***** Material
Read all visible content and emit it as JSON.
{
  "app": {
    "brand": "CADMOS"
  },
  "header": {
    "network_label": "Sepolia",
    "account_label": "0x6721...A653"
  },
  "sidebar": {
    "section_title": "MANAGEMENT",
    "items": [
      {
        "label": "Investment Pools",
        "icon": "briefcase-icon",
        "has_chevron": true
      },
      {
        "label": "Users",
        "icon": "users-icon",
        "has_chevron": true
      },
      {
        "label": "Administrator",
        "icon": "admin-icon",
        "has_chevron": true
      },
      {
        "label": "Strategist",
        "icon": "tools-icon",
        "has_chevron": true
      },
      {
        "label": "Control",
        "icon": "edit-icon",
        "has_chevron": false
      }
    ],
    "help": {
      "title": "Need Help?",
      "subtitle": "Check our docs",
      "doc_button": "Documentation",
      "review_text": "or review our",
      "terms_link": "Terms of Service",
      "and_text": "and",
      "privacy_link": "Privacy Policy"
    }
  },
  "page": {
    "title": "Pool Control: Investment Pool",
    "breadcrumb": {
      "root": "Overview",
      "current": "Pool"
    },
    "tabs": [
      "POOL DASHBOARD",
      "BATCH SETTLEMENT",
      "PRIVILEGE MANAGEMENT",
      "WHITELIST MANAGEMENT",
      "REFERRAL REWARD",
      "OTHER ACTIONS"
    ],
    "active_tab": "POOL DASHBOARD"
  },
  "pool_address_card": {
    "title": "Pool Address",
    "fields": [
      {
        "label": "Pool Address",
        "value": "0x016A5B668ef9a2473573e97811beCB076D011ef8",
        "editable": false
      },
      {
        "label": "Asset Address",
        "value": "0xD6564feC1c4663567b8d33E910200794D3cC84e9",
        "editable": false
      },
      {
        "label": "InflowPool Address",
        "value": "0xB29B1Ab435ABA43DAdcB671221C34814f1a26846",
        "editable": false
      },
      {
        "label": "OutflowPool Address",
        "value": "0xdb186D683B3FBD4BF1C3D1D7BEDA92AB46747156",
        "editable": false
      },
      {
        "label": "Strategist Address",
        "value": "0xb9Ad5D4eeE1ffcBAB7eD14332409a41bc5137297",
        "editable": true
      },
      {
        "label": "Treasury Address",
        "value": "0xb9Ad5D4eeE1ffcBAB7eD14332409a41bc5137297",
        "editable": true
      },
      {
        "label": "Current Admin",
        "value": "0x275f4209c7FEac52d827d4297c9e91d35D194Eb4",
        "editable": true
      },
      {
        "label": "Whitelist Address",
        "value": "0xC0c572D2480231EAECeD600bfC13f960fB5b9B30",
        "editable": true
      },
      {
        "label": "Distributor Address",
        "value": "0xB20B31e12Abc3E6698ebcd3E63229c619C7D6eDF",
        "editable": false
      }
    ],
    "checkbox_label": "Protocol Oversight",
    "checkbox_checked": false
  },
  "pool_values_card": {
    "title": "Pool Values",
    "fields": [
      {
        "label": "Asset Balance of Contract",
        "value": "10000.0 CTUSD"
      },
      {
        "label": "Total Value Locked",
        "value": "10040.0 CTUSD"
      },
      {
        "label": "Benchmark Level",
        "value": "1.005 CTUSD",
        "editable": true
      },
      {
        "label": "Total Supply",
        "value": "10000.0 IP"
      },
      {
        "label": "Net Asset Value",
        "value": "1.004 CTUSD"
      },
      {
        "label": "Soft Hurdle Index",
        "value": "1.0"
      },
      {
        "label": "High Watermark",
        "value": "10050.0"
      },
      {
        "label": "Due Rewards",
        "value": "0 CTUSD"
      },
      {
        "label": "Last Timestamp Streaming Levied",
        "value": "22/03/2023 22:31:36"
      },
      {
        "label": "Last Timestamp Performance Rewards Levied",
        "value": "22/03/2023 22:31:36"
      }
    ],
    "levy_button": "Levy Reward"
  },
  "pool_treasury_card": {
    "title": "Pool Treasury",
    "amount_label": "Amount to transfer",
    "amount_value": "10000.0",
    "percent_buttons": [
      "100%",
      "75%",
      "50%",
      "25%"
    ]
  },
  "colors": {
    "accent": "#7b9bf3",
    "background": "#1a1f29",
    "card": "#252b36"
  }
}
**********
Look through the data above. Find each line with the string "Total" and copy it.

        "label": "Total Value Locked",
        "label": "Total Supply",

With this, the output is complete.